### Directions for this task
Check each line below for the word "Bibliothèques", and copy those that have it.
####
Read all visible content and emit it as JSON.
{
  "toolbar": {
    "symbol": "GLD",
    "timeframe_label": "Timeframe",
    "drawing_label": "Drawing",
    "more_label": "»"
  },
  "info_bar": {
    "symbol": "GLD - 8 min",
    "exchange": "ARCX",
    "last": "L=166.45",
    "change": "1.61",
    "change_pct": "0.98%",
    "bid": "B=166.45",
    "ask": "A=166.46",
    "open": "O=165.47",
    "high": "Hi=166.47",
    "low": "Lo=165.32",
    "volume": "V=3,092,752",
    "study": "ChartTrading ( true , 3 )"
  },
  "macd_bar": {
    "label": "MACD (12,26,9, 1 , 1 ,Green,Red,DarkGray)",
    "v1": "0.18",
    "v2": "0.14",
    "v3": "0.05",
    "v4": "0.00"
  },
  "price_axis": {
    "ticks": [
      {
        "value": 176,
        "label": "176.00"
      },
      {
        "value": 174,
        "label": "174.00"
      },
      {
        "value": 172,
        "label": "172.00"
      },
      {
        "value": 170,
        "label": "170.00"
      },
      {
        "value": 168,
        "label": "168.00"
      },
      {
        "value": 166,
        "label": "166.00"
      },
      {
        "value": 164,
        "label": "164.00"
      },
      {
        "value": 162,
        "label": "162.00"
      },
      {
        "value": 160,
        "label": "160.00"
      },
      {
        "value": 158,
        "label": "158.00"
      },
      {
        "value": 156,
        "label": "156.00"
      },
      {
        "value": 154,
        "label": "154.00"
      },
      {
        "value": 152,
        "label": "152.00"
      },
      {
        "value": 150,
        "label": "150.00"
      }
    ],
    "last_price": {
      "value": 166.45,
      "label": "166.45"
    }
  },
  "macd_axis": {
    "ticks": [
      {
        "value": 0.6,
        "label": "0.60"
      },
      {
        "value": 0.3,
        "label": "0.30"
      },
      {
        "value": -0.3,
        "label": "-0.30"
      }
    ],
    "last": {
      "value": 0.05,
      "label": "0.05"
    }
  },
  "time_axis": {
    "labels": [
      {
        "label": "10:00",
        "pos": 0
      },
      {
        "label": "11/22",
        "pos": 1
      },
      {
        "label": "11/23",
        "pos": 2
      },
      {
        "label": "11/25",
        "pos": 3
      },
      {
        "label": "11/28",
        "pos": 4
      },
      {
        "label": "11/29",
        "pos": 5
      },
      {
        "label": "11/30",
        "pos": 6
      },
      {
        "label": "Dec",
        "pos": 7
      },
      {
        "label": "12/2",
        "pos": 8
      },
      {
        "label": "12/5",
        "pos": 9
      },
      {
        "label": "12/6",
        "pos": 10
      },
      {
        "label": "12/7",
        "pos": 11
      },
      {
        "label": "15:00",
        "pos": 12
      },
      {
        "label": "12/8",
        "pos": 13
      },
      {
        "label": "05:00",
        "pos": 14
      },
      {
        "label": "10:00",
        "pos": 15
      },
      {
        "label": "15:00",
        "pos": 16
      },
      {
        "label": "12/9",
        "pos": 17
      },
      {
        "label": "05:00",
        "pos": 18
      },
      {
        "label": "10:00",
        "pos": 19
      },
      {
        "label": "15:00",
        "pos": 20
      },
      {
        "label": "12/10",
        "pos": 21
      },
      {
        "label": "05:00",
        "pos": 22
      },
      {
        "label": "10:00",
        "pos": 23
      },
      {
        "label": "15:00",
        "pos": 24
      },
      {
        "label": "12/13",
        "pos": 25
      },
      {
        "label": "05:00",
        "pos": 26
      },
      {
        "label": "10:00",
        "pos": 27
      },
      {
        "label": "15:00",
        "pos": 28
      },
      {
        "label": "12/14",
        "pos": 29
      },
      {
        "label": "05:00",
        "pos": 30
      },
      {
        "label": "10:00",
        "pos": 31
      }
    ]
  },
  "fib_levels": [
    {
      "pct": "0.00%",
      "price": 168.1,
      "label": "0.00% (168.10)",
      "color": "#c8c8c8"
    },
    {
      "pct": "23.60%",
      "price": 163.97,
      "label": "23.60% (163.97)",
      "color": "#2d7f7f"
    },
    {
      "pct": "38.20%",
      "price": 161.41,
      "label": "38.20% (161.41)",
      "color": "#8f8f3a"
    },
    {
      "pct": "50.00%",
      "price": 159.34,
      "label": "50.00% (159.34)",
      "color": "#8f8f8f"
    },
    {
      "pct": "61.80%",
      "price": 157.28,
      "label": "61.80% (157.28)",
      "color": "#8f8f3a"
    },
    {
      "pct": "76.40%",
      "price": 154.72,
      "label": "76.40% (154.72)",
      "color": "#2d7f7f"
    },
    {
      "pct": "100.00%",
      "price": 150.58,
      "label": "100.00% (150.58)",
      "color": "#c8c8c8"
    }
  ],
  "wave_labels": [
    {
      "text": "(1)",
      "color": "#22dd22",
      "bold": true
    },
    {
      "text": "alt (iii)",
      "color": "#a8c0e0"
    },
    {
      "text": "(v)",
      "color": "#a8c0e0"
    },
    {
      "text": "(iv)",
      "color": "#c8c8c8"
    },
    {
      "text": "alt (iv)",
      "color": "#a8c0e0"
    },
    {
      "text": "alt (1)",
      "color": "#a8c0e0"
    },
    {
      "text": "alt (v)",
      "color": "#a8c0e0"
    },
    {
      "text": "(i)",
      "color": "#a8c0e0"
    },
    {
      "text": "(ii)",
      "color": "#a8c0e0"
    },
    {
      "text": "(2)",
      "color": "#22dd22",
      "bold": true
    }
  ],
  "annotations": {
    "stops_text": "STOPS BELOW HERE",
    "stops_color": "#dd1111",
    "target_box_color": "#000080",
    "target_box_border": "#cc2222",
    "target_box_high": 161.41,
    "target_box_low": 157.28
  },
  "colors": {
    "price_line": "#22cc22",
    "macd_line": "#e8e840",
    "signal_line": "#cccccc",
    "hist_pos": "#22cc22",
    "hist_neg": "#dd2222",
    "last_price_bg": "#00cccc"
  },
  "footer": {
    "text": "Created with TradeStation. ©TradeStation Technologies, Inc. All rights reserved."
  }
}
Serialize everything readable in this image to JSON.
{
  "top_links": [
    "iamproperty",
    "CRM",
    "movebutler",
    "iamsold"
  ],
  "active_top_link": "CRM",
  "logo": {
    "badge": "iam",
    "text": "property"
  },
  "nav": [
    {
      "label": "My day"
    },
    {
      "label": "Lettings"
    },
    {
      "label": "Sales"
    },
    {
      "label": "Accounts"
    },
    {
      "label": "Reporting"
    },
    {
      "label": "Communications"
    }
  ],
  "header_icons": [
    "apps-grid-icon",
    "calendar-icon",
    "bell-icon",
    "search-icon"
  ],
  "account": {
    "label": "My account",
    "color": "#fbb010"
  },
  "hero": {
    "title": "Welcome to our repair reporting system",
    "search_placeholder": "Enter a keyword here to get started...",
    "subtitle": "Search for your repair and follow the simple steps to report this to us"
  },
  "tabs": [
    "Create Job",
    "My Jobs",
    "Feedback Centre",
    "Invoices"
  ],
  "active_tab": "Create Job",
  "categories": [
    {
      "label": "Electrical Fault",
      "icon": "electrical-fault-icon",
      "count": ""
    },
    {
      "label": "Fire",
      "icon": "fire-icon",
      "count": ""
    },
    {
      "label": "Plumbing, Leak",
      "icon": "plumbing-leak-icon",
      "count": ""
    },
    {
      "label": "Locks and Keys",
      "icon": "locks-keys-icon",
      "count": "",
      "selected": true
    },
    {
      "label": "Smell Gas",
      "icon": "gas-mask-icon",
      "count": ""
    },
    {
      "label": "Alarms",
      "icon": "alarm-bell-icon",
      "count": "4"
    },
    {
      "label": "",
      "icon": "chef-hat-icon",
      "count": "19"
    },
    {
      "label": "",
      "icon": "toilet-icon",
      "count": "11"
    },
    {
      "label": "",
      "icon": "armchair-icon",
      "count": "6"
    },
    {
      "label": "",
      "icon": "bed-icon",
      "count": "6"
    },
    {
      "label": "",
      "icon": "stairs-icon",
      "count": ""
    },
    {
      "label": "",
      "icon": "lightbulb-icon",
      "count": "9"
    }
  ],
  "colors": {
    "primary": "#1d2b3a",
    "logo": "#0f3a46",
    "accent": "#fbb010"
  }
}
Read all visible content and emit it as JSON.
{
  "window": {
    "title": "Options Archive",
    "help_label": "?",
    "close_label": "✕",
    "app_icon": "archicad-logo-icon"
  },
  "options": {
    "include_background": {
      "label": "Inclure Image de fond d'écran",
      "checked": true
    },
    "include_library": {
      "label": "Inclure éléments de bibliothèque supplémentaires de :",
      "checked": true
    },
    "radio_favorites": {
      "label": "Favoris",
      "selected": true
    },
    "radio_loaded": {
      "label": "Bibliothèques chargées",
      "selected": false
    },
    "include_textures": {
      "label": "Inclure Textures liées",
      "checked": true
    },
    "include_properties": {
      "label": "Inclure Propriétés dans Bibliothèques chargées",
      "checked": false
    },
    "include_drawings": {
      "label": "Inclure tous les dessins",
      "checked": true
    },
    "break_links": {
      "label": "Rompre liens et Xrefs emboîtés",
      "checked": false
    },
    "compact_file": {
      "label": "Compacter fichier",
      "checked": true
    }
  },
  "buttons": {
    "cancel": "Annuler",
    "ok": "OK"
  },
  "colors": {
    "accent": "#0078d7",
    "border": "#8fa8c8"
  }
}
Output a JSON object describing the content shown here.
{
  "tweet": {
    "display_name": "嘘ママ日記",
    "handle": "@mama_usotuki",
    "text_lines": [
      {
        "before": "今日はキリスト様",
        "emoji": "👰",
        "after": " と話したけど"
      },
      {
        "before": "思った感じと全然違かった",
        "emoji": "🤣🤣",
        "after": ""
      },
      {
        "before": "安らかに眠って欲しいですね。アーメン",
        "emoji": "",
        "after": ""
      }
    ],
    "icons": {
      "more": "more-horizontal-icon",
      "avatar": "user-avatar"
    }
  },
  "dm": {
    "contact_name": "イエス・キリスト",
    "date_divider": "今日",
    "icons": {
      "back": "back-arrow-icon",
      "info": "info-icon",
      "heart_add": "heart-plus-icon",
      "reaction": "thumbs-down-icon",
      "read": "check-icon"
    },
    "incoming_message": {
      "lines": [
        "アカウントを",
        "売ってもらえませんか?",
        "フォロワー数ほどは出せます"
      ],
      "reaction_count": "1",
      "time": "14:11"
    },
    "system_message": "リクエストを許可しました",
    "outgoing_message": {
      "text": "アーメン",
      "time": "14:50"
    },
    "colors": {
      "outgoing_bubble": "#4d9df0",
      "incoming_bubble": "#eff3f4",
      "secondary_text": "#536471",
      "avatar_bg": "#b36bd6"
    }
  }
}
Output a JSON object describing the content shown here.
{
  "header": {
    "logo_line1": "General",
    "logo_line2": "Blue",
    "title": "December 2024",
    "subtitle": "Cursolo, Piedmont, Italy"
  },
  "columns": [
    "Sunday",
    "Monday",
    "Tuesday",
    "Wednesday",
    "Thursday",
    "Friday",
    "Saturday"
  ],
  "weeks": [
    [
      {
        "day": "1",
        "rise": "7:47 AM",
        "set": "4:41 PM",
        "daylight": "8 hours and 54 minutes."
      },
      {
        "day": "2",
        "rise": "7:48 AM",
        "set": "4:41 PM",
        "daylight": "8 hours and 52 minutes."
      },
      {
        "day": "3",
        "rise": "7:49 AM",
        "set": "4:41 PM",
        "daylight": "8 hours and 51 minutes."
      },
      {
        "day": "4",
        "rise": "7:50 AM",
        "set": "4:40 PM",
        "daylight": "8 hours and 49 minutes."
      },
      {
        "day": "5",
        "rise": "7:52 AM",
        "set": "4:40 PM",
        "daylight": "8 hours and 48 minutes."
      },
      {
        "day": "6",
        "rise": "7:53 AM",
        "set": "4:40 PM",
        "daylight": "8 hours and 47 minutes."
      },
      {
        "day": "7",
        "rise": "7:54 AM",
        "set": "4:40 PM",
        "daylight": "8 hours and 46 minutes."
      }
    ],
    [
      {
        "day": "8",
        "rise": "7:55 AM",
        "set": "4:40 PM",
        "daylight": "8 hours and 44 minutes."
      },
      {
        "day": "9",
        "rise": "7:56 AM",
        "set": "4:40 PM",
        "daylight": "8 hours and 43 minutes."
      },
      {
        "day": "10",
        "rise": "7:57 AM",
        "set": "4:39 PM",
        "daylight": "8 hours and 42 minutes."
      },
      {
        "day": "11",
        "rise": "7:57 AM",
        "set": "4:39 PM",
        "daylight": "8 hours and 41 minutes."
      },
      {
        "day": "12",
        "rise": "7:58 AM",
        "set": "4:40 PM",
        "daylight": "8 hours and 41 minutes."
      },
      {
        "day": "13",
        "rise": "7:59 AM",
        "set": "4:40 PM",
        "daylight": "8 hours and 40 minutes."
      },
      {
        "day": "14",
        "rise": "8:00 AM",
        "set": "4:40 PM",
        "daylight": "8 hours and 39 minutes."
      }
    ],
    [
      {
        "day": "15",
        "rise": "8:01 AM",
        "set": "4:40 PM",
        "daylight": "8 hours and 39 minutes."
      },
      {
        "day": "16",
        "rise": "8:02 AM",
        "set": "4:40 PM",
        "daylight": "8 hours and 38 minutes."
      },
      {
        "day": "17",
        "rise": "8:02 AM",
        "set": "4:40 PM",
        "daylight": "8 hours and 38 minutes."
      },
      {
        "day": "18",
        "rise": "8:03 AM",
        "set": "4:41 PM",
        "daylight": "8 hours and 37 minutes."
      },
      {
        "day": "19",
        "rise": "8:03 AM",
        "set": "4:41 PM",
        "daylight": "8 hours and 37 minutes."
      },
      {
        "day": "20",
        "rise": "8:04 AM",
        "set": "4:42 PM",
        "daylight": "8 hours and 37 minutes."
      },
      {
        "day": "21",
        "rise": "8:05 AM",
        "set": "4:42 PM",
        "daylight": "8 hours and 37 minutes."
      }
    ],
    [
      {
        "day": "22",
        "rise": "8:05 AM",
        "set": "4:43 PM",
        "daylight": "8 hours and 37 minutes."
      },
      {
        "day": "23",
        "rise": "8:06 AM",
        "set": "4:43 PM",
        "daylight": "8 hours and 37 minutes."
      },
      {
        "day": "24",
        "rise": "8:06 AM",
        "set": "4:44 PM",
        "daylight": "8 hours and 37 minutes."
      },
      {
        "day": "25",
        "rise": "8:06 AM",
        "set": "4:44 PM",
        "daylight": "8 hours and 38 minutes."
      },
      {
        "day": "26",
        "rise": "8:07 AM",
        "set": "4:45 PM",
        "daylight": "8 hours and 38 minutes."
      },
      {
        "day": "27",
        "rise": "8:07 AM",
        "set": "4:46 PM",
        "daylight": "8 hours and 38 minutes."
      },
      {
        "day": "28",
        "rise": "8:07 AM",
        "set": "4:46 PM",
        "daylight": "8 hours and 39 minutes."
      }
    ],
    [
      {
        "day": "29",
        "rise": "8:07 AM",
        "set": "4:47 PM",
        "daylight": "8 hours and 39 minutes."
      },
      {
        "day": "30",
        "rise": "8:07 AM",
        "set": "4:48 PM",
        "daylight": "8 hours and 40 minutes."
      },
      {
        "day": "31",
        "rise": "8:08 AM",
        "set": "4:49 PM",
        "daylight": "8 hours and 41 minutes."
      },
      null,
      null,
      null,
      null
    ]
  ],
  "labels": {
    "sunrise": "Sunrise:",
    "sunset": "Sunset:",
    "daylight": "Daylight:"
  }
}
####
### Answer below
      "label": "Bibliothèques chargées",
      "label": "Inclure Propriétés dans Bibliothèques chargées",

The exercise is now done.